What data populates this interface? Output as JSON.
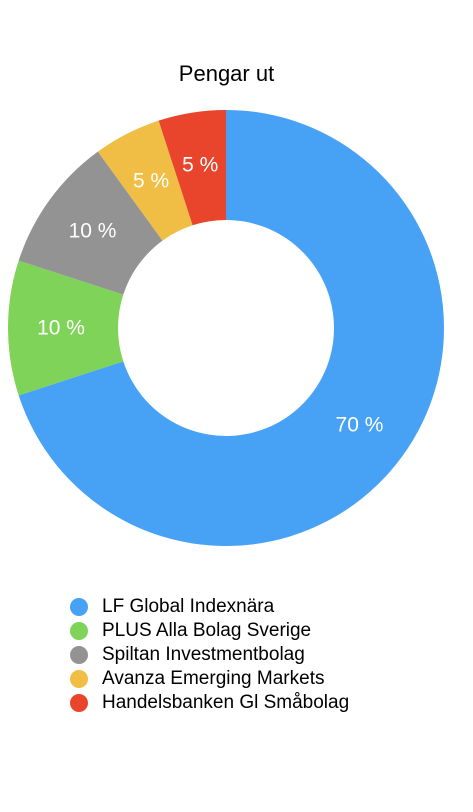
{
  "chart_data": {
    "type": "pie",
    "title": "Pengar ut",
    "categories": [
      "LF Global Indexnära",
      "PLUS Alla Bolag Sverige",
      "Spiltan Investmentbolag",
      "Avanza Emerging Markets",
      "Handelsbanken Gl Småbolag"
    ],
    "values": [
      70,
      10,
      10,
      5,
      5
    ],
    "labels": [
      "70 %",
      "10 %",
      "10 %",
      "5 %",
      "5 %"
    ],
    "colors": [
      "#47a1f5",
      "#7ed358",
      "#939393",
      "#f0bd45",
      "#e9452d"
    ],
    "donut": true,
    "legend_position": "bottom-left"
  }
}
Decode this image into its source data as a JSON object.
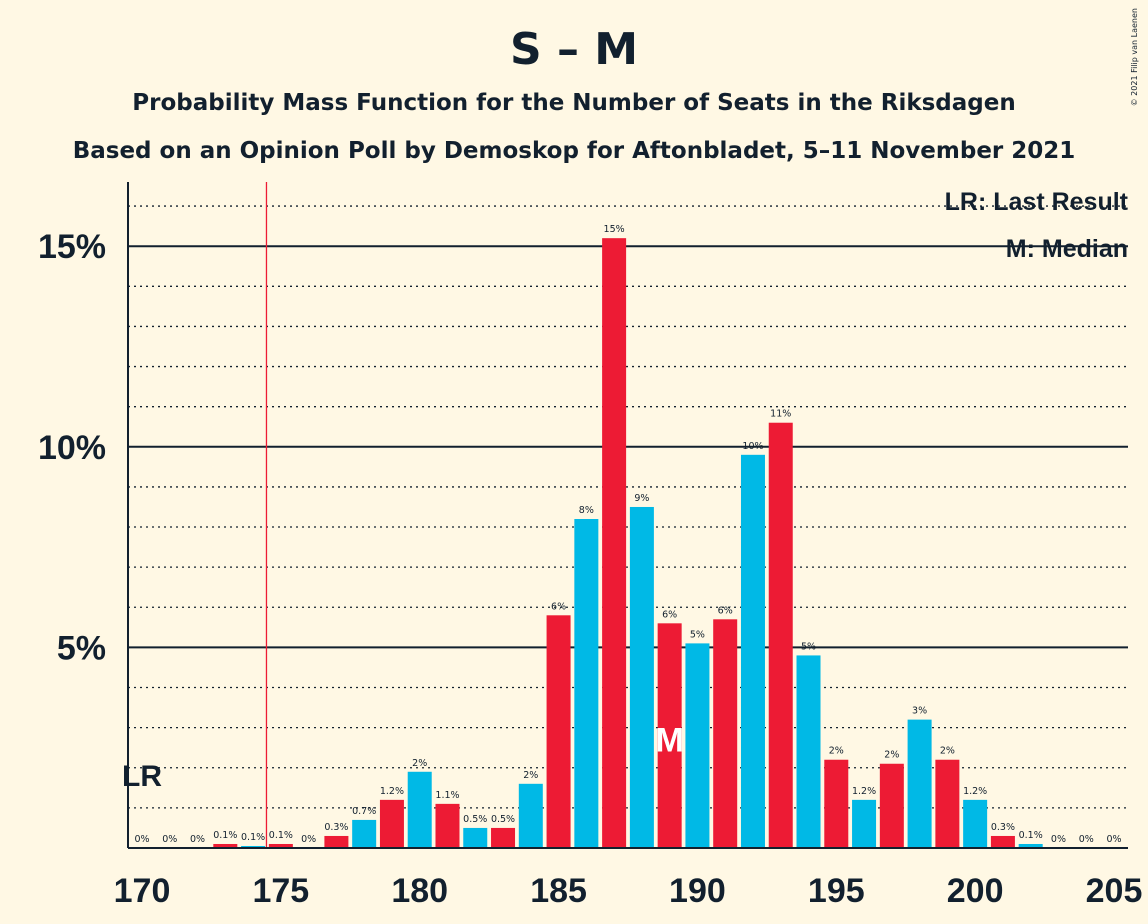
{
  "header": {
    "title": "S – M",
    "subtitle": "Probability Mass Function for the Number of Seats in the Riksdagen",
    "source": "Based on an Opinion Poll by Demoskop for Aftonbladet, 5–11 November 2021",
    "copyright": "© 2021 Filip van Laenen"
  },
  "legend": {
    "lr": "LR: Last Result",
    "median": "M: Median"
  },
  "markers": {
    "last_result_label": "LR",
    "median_label": "M"
  },
  "colors": {
    "background": "#FFF8E4",
    "blue": "#00B9E6",
    "red": "#ED1B34",
    "text": "#12202E"
  },
  "chart_data": {
    "type": "bar",
    "title": "S – M",
    "xlabel": "",
    "ylabel": "",
    "x": [
      170,
      171,
      172,
      173,
      174,
      175,
      176,
      177,
      178,
      179,
      180,
      181,
      182,
      183,
      184,
      185,
      186,
      187,
      188,
      189,
      190,
      191,
      192,
      193,
      194,
      195,
      196,
      197,
      198,
      199,
      200,
      201,
      202,
      203,
      204,
      205
    ],
    "values": [
      0,
      0,
      0,
      0.1,
      0.05,
      0.1,
      0,
      0.3,
      0.7,
      1.2,
      1.9,
      1.1,
      0.5,
      0.5,
      1.6,
      5.8,
      8.2,
      15.2,
      8.5,
      5.6,
      5.1,
      5.7,
      9.8,
      10.6,
      4.8,
      2.2,
      1.2,
      2.1,
      3.2,
      2.2,
      1.2,
      0.3,
      0.1,
      0,
      0,
      0
    ],
    "data_labels": [
      "0%",
      "0%",
      "0%",
      "0.1%",
      "0.1%",
      "0.1%",
      "0%",
      "0.3%",
      "0.7%",
      "1.2%",
      "2%",
      "1.1%",
      "0.5%",
      "0.5%",
      "2%",
      "6%",
      "8%",
      "15%",
      "9%",
      "6%",
      "5%",
      "6%",
      "10%",
      "11%",
      "5%",
      "2%",
      "1.2%",
      "2%",
      "3%",
      "2%",
      "1.2%",
      "0.3%",
      "0.1%",
      "0%",
      "0%",
      "0%"
    ],
    "x_ticks": [
      "170",
      "175",
      "180",
      "185",
      "190",
      "195",
      "200",
      "205"
    ],
    "y_ticks": [
      "5%",
      "10%",
      "15%"
    ],
    "ylim": [
      0,
      16.6
    ],
    "last_result_seat": 174,
    "median_seat": 189,
    "bar_colors": "alternating blue (even seats) and red (odd seats)",
    "grid": true,
    "legend_position": "top-right"
  }
}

■ ■ ■ ■ ■ ■ ■

▶ Requirement: Without the pictures, restate all of the entries above verbatim.

▶ Result for this exercise:
What data populates this interface? Output as JSON.
{
  "chart_data": {
    "type": "pie",
    "title": "Pengar ut",
    "categories": [
      "LF Global Indexnära",
      "PLUS Alla Bolag Sverige",
      "Spiltan Investmentbolag",
      "Avanza Emerging Markets",
      "Handelsbanken Gl Småbolag"
    ],
    "values": [
      70,
      10,
      10,
      5,
      5
    ],
    "labels": [
      "70 %",
      "10 %",
      "10 %",
      "5 %",
      "5 %"
    ],
    "colors": [
      "#47a1f5",
      "#7ed358",
      "#939393",
      "#f0bd45",
      "#e9452d"
    ],
    "donut": true,
    "legend_position": "bottom-left"
  }
}
Decode this image into its source data as a JSON object.
{
  "header": {
    "title": "S – M",
    "subtitle": "Probability Mass Function for the Number of Seats in the Riksdagen",
    "source": "Based on an Opinion Poll by Demoskop for Aftonbladet, 5–11 November 2021",
    "copyright": "© 2021 Filip van Laenen"
  },
  "legend": {
    "lr": "LR: Last Result",
    "median": "M: Median"
  },
  "markers": {
    "last_result_label": "LR",
    "median_label": "M"
  },
  "colors": {
    "background": "#FFF8E4",
    "blue": "#00B9E6",
    "red": "#ED1B34",
    "text": "#12202E"
  },
  "chart_data": {
    "type": "bar",
    "title": "S – M",
    "xlabel": "",
    "ylabel": "",
    "x": [
      170,
      171,
      172,
      173,
      174,
      175,
      176,
      177,
      178,
      179,
      180,
      181,
      182,
      183,
      184,
      185,
      186,
      187,
      188,
      189,
      190,
      191,
      192,
      193,
      194,
      195,
      196,
      197,
      198,
      199,
      200,
      201,
      202,
      203,
      204,
      205
    ],
    "values": [
      0,
      0,
      0,
      0.1,
      0.05,
      0.1,
      0,
      0.3,
      0.7,
      1.2,
      1.9,
      1.1,
      0.5,
      0.5,
      1.6,
      5.8,
      8.2,
      15.2,
      8.5,
      5.6,
      5.1,
      5.7,
      9.8,
      10.6,
      4.8,
      2.2,
      1.2,
      2.1,
      3.2,
      2.2,
      1.2,
      0.3,
      0.1,
      0,
      0,
      0
    ],
    "data_labels": [
      "0%",
      "0%",
      "0%",
      "0.1%",
      "0.1%",
      "0.1%",
      "0%",
      "0.3%",
      "0.7%",
      "1.2%",
      "2%",
      "1.1%",
      "0.5%",
      "0.5%",
      "2%",
      "6%",
      "8%",
      "15%",
      "9%",
      "6%",
      "5%",
      "6%",
      "10%",
      "11%",
      "5%",
      "2%",
      "1.2%",
      "2%",
      "3%",
      "2%",
      "1.2%",
      "0.3%",
      "0.1%",
      "0%",
      "0%",
      "0%"
    ],
    "x_ticks": [
      "170",
      "175",
      "180",
      "185",
      "190",
      "195",
      "200",
      "205"
    ],
    "y_ticks": [
      "5%",
      "10%",
      "15%"
    ],
    "ylim": [
      0,
      16.6
    ],
    "last_result_seat": 174,
    "median_seat": 189,
    "bar_colors": "alternating blue (even seats) and red (odd seats)",
    "grid": true,
    "legend_position": "top-right"
  }
}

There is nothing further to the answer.